### Problems and tasks
• 1. In the text on Olympic hockey rosters, which former NHL goaltender playing in Russia's KHL is named as an option for Canada?
• 2. From the text on Olympic hockey rosters, extract the passage starting at "Though Leighton firmly" and ending at "minor-league players permission.".
-------- Document section --------
The United States has a fresh set of heroes after shootout star Troy Terry, defenceman Charlie McAvoy and goaltender Tyler Parsons won world-junior gold last month. Mix them with top college players such as Notre Dame’s Anders Bjork and Wisconsin’s Trent Frederic and ex-NHLers Keith Aucoin and Nathan Gerbe who are playing in Europe, and the Americans will have plenty of youth and experience.

Dave Starman, a former coach in the minors and now an analyst for CBS Sports, said USA Hockey’s priority should be scoring, scoring and more scoring.

“You can’t win unless you can score,” Starman said. “It’s got to have a ton of speed, it’s got to have a really high skill level, it’s got to have defencemen who can get in the play. You need a little bit of dog on bone in your lineup, but I don’t think you can sacrifice skill guys for toughness.”

No problem there for Canada, which has plenty of big, tough skill players and hasn’t waited for the IIHF to set any 2018 parameters as it prepares its contingency plan. Canada’s team for the December Spengler Cup in Switzerland could serve as a blueprint: minor leaguers Cory Conacher and Zach Fucale and European-based recent NHL players Daniel Paille and Nick Spaling.

While IIHF president René Fasel would like a final decision sooner rather than later to plan for South Korea, Renney said Hockey Canada could put a team together quickly. Like USA Hockey, Canada can pull from its national junior team but has more veteran talent in Europe and the American Hockey League to choose from. Former NHL goaltender Ben Scrivens in Russia’s KHL is an option, for example, as is journeyman Michael Leighton, who is in the Carolina Hurricanes’ system.

Though Leighton firmly believes NHL players will go, the 35-year-old said he would “train as hard as I possibly can to get that job” if they don’t. AHL president and chief executive officer David Andrews expects his league to be open to allowing players to go to the Olympics as long as NHL teams give individual minor-league players permission.
-------- Dataset extract --------
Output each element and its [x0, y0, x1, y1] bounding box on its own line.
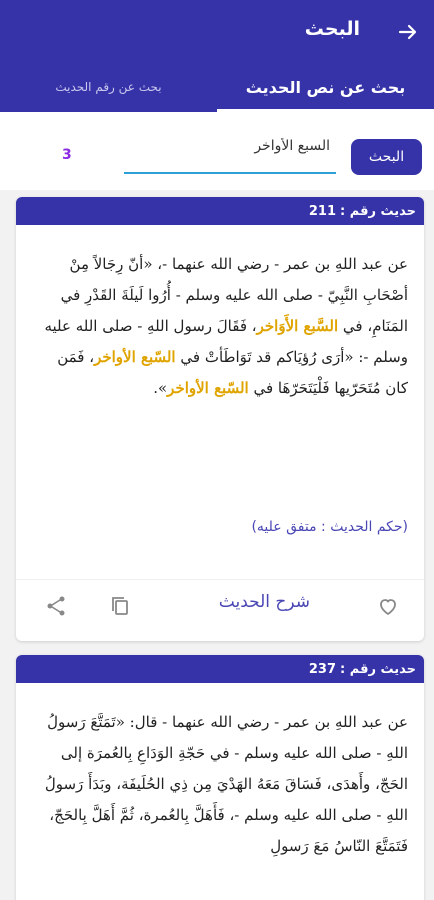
tab-search-number[interactable]: بحث عن رقم الحديث	[0, 62, 217, 112]
hadith-text: عن عبد اللهِ بن عمر - رضي الله عنهما -، …	[16, 225, 424, 404]
result-count: 3	[62, 147, 72, 163]
hadith-ruling: (حكم الحديث : متفق عليه)	[251, 519, 408, 535]
hadith-card: حديث رقم : 237 عن عبد اللهِ بن عمر - رضي…	[16, 655, 424, 900]
hadith-number-header: حديث رقم : 211	[16, 197, 424, 225]
page-title: البحث	[304, 18, 360, 40]
search-bar: البحث 3	[0, 112, 434, 190]
hadith-text-part: عن عبد اللهِ بن عمر - رضي الله عنهما - ق…	[44, 713, 408, 855]
back-arrow-icon[interactable]	[396, 20, 420, 44]
hadith-number: 237	[308, 661, 337, 677]
hadith-number-label: حديث رقم :	[340, 661, 416, 677]
search-highlight: السّبع الأواخر	[167, 379, 249, 397]
share-icon[interactable]	[44, 594, 68, 618]
hadith-number: 211	[308, 203, 337, 219]
search-input[interactable]	[124, 132, 336, 174]
hadith-text: عن عبد اللهِ بن عمر - رضي الله عنهما - ق…	[16, 683, 424, 862]
hadith-number-header: حديث رقم : 237	[16, 655, 424, 683]
search-highlight: السّبع الأواخر	[94, 348, 176, 366]
hadith-text-part: ».	[153, 379, 168, 397]
copy-icon[interactable]	[108, 594, 132, 618]
search-button[interactable]: البحث	[351, 139, 422, 175]
search-highlight: السَّبع الأَوَاخر	[256, 317, 339, 335]
card-actions: شرح الحديث	[16, 579, 424, 631]
heart-outline-icon[interactable]	[376, 594, 400, 618]
hadith-number-label: حديث رقم :	[340, 203, 416, 219]
hadith-card: حديث رقم : 211 عن عبد اللهِ بن عمر - رضي…	[16, 197, 424, 641]
app-bar: البحث بحث عن نص الحديث بحث عن رقم الحديث	[0, 0, 434, 112]
tab-bar: بحث عن نص الحديث بحث عن رقم الحديث	[0, 62, 434, 112]
explain-hadith-button[interactable]: شرح الحديث	[219, 592, 310, 612]
tab-search-text[interactable]: بحث عن نص الحديث	[217, 62, 434, 112]
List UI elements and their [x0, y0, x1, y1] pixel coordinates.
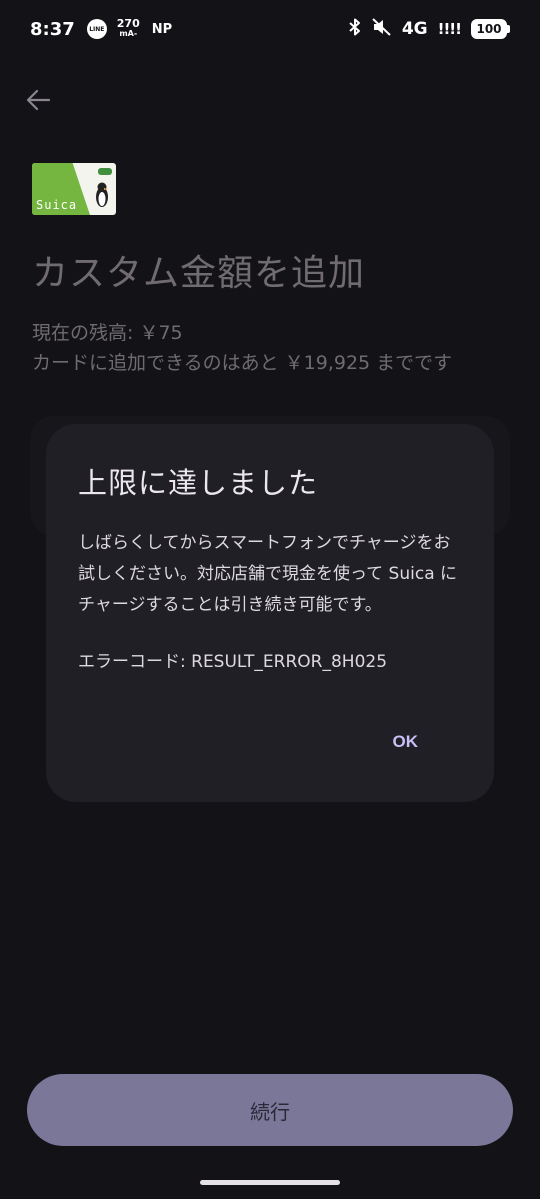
--------
### Per-task answers
• 1. Ben Scrivens

• 2.
Though Leighton firmly believes NHL players will go, the 35-year-old said he would “train as hard as I possibly can to get that job” if they don’t. AHL president and chief executive officer David Andrews expects his league to be open to allowing players to go to the Olympics as long as NHL teams give individual minor-league players permission.